**To be done**
Leave the pictures out and transcribe every record exactly.

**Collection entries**

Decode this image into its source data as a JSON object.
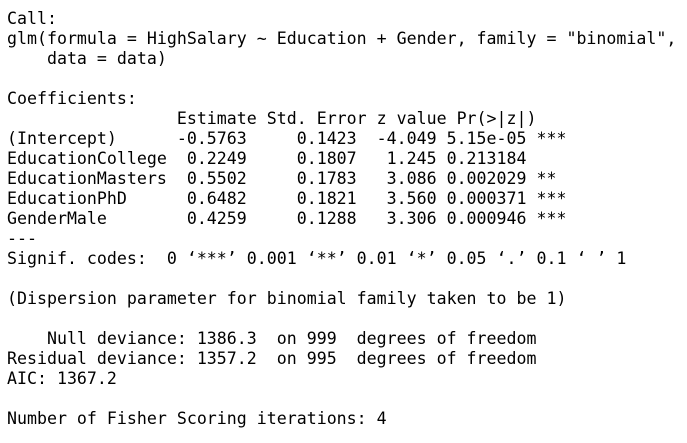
{
  "output": {
    "lines": [
      "Call:",
      "glm(formula = HighSalary ~ Education + Gender, family = \"binomial\",",
      "    data = data)",
      "",
      "Coefficients:",
      "                 Estimate Std. Error z value Pr(>|z|)    ",
      "(Intercept)      -0.5763     0.1423  -4.049 5.15e-05 ***",
      "EducationCollege  0.2249     0.1807   1.245 0.213184    ",
      "EducationMasters  0.5502     0.1783   3.086 0.002029 ** ",
      "EducationPhD      0.6482     0.1821   3.560 0.000371 ***",
      "GenderMale        0.4259     0.1288   3.306 0.000946 ***",
      "---",
      "Signif. codes:  0 ‘***’ 0.001 ‘**’ 0.01 ‘*’ 0.05 ‘.’ 0.1 ‘ ’ 1",
      "",
      "(Dispersion parameter for binomial family taken to be 1)",
      "",
      "    Null deviance: 1386.3  on 999  degrees of freedom",
      "Residual deviance: 1357.2  on 995  degrees of freedom",
      "AIC: 1367.2",
      "",
      "Number of Fisher Scoring iterations: 4"
    ]
  }
}
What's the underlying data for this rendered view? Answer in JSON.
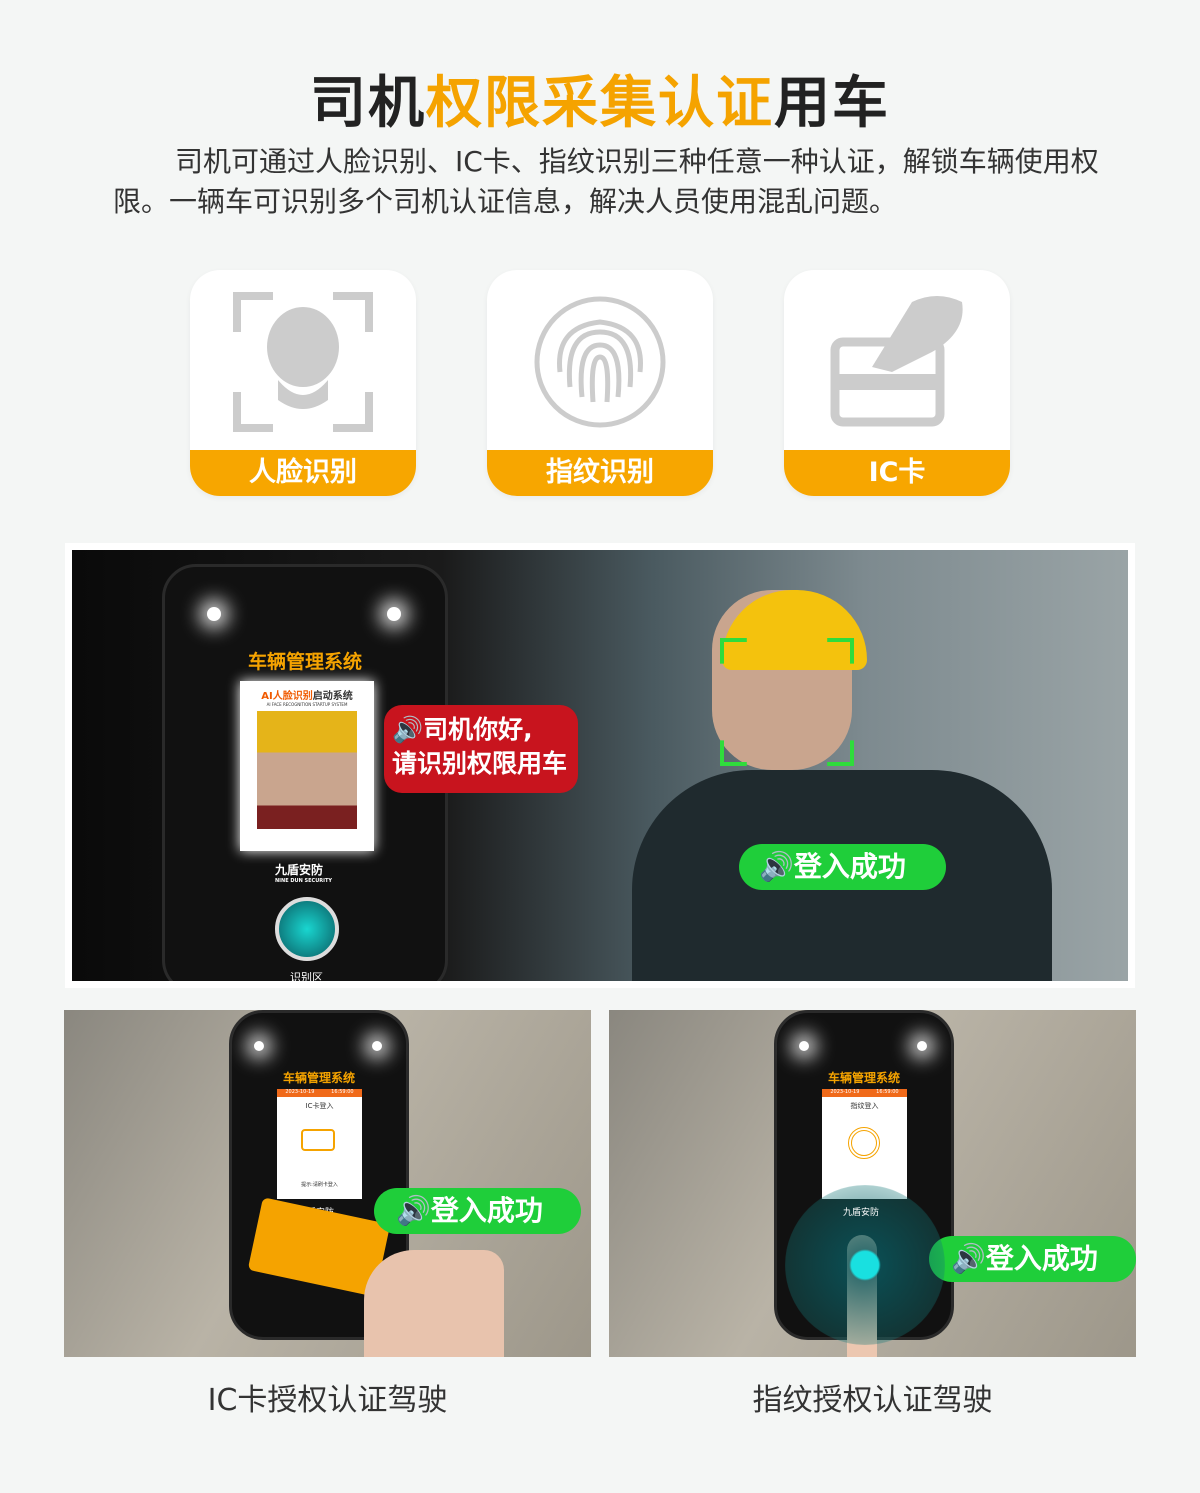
{
  "header": {
    "title_a": "司机",
    "title_b": "权限采集认证",
    "title_c": "用车",
    "description": "司机可通过人脸识别、IC卡、指纹识别三种任意一种认证，解锁车辆使用权限。一辆车可识别多个司机认证信息，解决人员使用混乱问题。"
  },
  "methods": [
    {
      "label": "人脸识别",
      "icon": "face-scan-icon"
    },
    {
      "label": "指纹识别",
      "icon": "fingerprint-icon"
    },
    {
      "label": "IC卡",
      "icon": "card-in-hand-icon"
    }
  ],
  "main_photo": {
    "device_title": "车辆管理系统",
    "screen_title_a": "AI人脸识别",
    "screen_title_b": "启动系统",
    "screen_subtitle": "AI FACE RECOGNITION STARTUP SYSTEM",
    "brand": "九盾安防",
    "brand_en": "NINE DUN SECURITY",
    "zone": "识别区",
    "prompt_line1": "司机你好,",
    "prompt_line2": "请识别权限用车",
    "success": "登入成功"
  },
  "ic_photo": {
    "device_title": "车辆管理系统",
    "date": "2023-10-19",
    "time": "16:59:00",
    "screen_title": "IC卡登入",
    "hint": "提示:请刷卡登入",
    "brand": "九盾安防",
    "success": "登入成功",
    "caption": "IC卡授权认证驾驶"
  },
  "fp_photo": {
    "device_title": "车辆管理系统",
    "date": "2023-10-19",
    "time": "16:59:00",
    "screen_title": "指纹登入",
    "brand": "九盾安防",
    "success": "登入成功",
    "caption": "指纹授权认证驾驶"
  },
  "colors": {
    "accent": "#f7a600",
    "success": "#1fce3a",
    "alert": "#c8141e"
  }
}
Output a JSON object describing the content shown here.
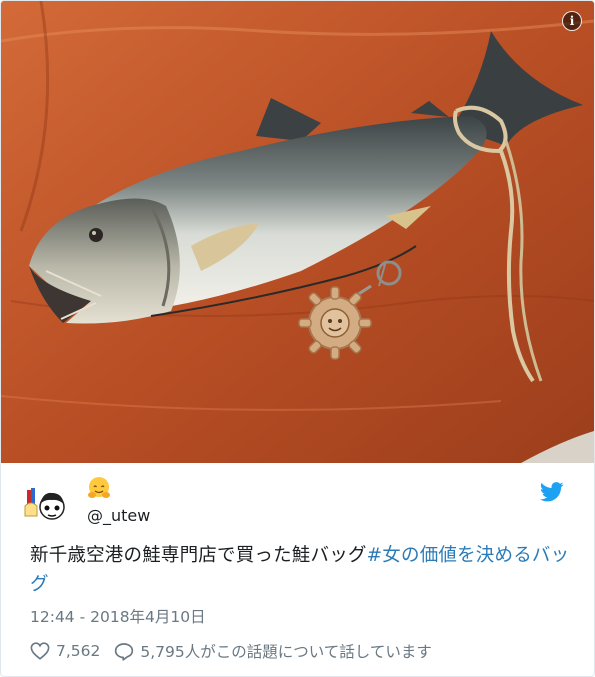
{
  "colors": {
    "twitter_blue": "#1da1f2",
    "hashtag": "#2b7bb9",
    "meta_gray": "#697882",
    "leather": "#c25a2e"
  },
  "media": {
    "info_glyph": "i",
    "info_icon": "info-icon"
  },
  "user": {
    "emoji_icon": "hugging-face-emoji-icon",
    "handle": "@_utew",
    "brand_icon": "twitter-bird-icon"
  },
  "tweet": {
    "text": "新千歳空港の鮭専門店で買った鮭バッグ",
    "hashtag": "#女の価値を決めるバッグ",
    "timestamp": "12:44 - 2018年4月10日"
  },
  "actions": {
    "like_icon": "heart-icon",
    "like_count": "7,562",
    "reply_icon": "speech-bubble-icon",
    "discussion_text": "5,795人がこの話題について話しています"
  }
}
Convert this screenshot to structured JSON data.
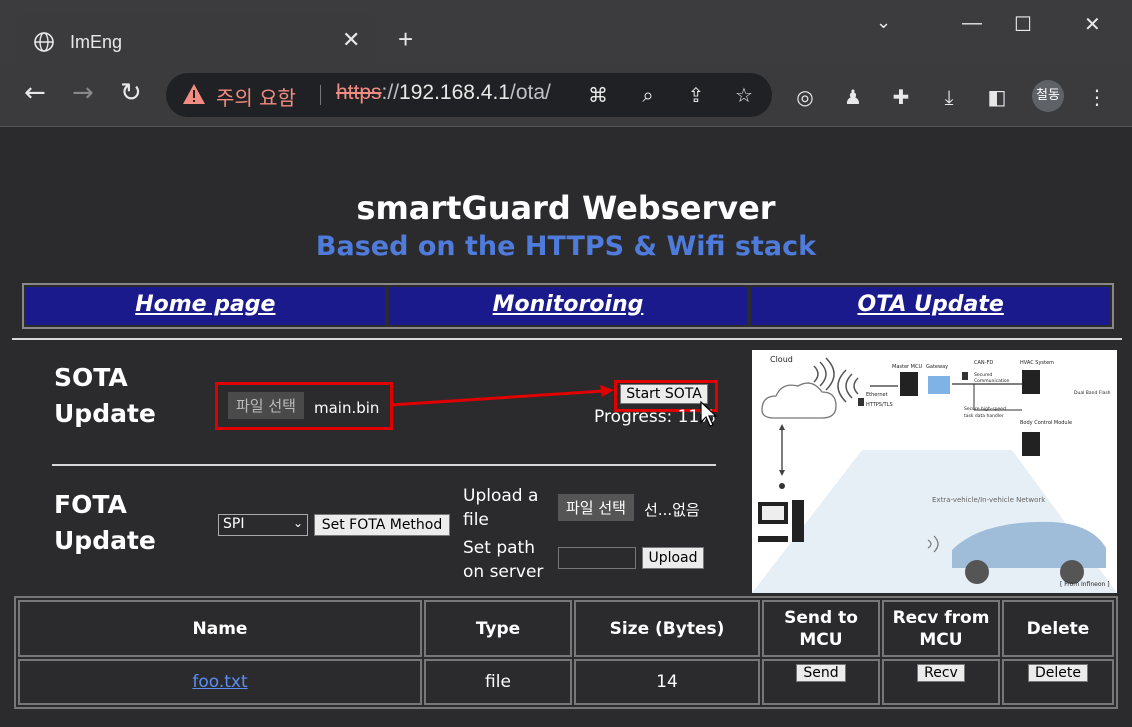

**Result below**
Decode this image into its source data as a JSON object.
{
  "output": {
    "lines": [
      "Call:",
      "glm(formula = HighSalary ~ Education + Gender, family = \"binomial\",",
      "    data = data)",
      "",
      "Coefficients:",
      "                 Estimate Std. Error z value Pr(>|z|)    ",
      "(Intercept)      -0.5763     0.1423  -4.049 5.15e-05 ***",
      "EducationCollege  0.2249     0.1807   1.245 0.213184    ",
      "EducationMasters  0.5502     0.1783   3.086 0.002029 ** ",
      "EducationPhD      0.6482     0.1821   3.560 0.000371 ***",
      "GenderMale        0.4259     0.1288   3.306 0.000946 ***",
      "---",
      "Signif. codes:  0 ‘***’ 0.001 ‘**’ 0.01 ‘*’ 0.05 ‘.’ 0.1 ‘ ’ 1",
      "",
      "(Dispersion parameter for binomial family taken to be 1)",
      "",
      "    Null deviance: 1386.3  on 999  degrees of freedom",
      "Residual deviance: 1357.2  on 995  degrees of freedom",
      "AIC: 1367.2",
      "",
      "Number of Fisher Scoring iterations: 4"
    ]
  }
}
What's the underlying data for this rendered view? Answer in JSON.
{
  "header": {
    "title_a": "司机",
    "title_b": "权限采集认证",
    "title_c": "用车",
    "description": "司机可通过人脸识别、IC卡、指纹识别三种任意一种认证，解锁车辆使用权限。一辆车可识别多个司机认证信息，解决人员使用混乱问题。"
  },
  "methods": [
    {
      "label": "人脸识别",
      "icon": "face-scan-icon"
    },
    {
      "label": "指纹识别",
      "icon": "fingerprint-icon"
    },
    {
      "label": "IC卡",
      "icon": "card-in-hand-icon"
    }
  ],
  "main_photo": {
    "device_title": "车辆管理系统",
    "screen_title_a": "AI人脸识别",
    "screen_title_b": "启动系统",
    "screen_subtitle": "AI FACE RECOGNITION STARTUP SYSTEM",
    "brand": "九盾安防",
    "brand_en": "NINE DUN SECURITY",
    "zone": "识别区",
    "prompt_line1": "司机你好,",
    "prompt_line2": "请识别权限用车",
    "success": "登入成功"
  },
  "ic_photo": {
    "device_title": "车辆管理系统",
    "date": "2023-10-19",
    "time": "16:59:00",
    "screen_title": "IC卡登入",
    "hint": "提示:请刷卡登入",
    "brand": "九盾安防",
    "success": "登入成功",
    "caption": "IC卡授权认证驾驶"
  },
  "fp_photo": {
    "device_title": "车辆管理系统",
    "date": "2023-10-19",
    "time": "16:59:00",
    "screen_title": "指纹登入",
    "brand": "九盾安防",
    "success": "登入成功",
    "caption": "指纹授权认证驾驶"
  },
  "colors": {
    "accent": "#f7a600",
    "success": "#1fce3a",
    "alert": "#c8141e"
  }
}
Output a JSON object describing the content shown here.
{
  "colors": {
    "twitter_blue": "#1da1f2",
    "hashtag": "#2b7bb9",
    "meta_gray": "#697882",
    "leather": "#c25a2e"
  },
  "media": {
    "info_glyph": "i",
    "info_icon": "info-icon"
  },
  "user": {
    "emoji_icon": "hugging-face-emoji-icon",
    "handle": "@_utew",
    "brand_icon": "twitter-bird-icon"
  },
  "tweet": {
    "text": "新千歳空港の鮭専門店で買った鮭バッグ",
    "hashtag": "#女の価値を決めるバッグ",
    "timestamp": "12:44 - 2018年4月10日"
  },
  "actions": {
    "like_icon": "heart-icon",
    "like_count": "7,562",
    "reply_icon": "speech-bubble-icon",
    "discussion_text": "5,795人がこの話題について話しています"
  }
}
Convert this screenshot to structured JSON data.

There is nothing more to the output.